[PAGE TEXT]
──────────────────────────────

Hopkins did not play on the Quadrophenia album, and returned in 1975 on The Who by Numbers. He was also a key instrumentalist on the soundtrack for Ken Russell's 1975 film Tommy; Townshend had wanted Hopkins to play on the original 1969 album. Hopkins played piano on several tracks and is acknowledged in the album's liner notes for his work on arrangements for most of the songs.

==Solo albums and soundtrack work==
In 1966, Hopkins released The Revolutionary Piano of Nicky Hopkins, produced by Shel Talmy. His next solo project released was The Tin Man Was a Dreamer in 1973, under the aegis of producer David Briggs. Other musicians appearing on the album include George Harrison (credited as "George O'Hara"), Mick Taylor of the Rolling Stones, and Prairie Prince. The album features a rare case of Hopkins singing lead vocals.

His next solo album, entitled No More Changes, was released in 1975. Appearing on the album are Hopkins (lead vocals and all keyboards), David Tedstone (guitars), Michael Kennedy (guitars), Rick Wills (bass), and Eric Dillon (drums and percussion), with back-up vocals from Kathi McDonald, Lea Santo-Robertie, Doug Duffey and Dolly. A third album, Long Journey Home, has remained unreleased. He also released three soundtrack albums in Japan between 1992 and 1993, The Fugitive, Patio and Namiki Family.

──────────────────────────────

[COMPLETE THE FOLLOWING]
**a.** Based on the passage about Nicky Hopkins, state whether each statement agrees with it: (i) Hopkins played on the Quadrophenia album. (ii) David Briggs produced The Tin Man Was a Dreamer. (iii) Long Journey Home came out in 1975. For each, answer yes or no and quote the words of the passage that decide it.
**b.** Reproduce word for word the part of the passage about Nicky Hopkins that opens with the words containing "Hopkins did not" and closes with "singing lead vocals.".
**c.** Continue the passage about Nicky Hopkins's career, starting after its final sentence.

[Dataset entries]
──────────────────────────────

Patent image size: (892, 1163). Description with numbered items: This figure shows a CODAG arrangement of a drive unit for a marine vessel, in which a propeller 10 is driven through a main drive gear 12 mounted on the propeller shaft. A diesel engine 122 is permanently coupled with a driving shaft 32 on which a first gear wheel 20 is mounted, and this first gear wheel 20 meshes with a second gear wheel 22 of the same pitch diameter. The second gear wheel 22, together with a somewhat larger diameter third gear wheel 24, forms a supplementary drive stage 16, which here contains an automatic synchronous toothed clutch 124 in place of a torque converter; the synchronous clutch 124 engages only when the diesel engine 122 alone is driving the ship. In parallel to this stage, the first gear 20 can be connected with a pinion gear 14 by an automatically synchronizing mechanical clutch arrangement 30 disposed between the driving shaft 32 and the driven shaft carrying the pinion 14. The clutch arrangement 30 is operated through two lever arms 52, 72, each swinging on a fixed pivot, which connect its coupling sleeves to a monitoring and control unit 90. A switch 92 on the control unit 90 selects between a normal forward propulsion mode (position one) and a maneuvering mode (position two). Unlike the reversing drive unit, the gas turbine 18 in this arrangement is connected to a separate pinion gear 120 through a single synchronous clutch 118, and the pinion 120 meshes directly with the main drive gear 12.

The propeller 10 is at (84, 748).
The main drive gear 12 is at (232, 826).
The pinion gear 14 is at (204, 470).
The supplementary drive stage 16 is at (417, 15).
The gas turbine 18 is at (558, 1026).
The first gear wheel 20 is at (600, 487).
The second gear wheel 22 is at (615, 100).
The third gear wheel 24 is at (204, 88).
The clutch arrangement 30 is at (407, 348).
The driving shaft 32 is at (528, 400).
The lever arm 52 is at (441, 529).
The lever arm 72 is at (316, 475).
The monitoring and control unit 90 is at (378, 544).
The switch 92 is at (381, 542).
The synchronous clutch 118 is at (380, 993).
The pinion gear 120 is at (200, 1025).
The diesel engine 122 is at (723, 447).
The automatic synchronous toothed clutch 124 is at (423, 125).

──────────────────────────────

[RESPONSES FOR EACH TASK]
**a.**
(i) No: "Hopkins did not play on the Quadrophenia album"
(ii) Yes: "under the aegis of producer David Briggs"
(iii) No: "A third album, Long Journey Home, has remained unreleased."

**b.**
Hopkins did not play on the Quadrophenia album, and returned in 1975 on The Who by Numbers. He was also a key instrumentalist on the soundtrack for Ken Russell's 1975 film Tommy; Townshend had wanted Hopkins to play on the original 1969 album. Hopkins played piano on several tracks and is acknowledged in the album's liner notes for his work on arrangements for most of the songs.

==Solo albums and soundtrack work==
In 1966, Hopkins released The Revolutionary Piano of Nicky Hopkins, produced by Shel Talmy. His next solo project released was The Tin Man Was a Dreamer in 1973, under the aegis of producer David Briggs. Other musicians appearing on the album include George Harrison (credited as "George O'Hara"), Mick Taylor of the Rolling Stones, and Prairie Prince. The album features a rare case of Hopkins singing lead vocals.

**c.**
Hopkins also played on Space Jazz, the official soundtrack to Scientology founder L. Ron Hubbard’s novel, Battlefield Earth in 1982.

==Other groups==
By the late 1960s, Hopkins was one of Britain's best-known session players, particularly through his work with the Rolling Stones and the Kinks. After he accompanied three of the Beatles on Jackie Lomax's "Sour Milk Sea", he was invited to play an electric piano solo on the group's "Revolution", which he did in one take. Further raising his profile, he contributed to the Harry Nilsson album Son of Schmilsson, and recordings by Donovan.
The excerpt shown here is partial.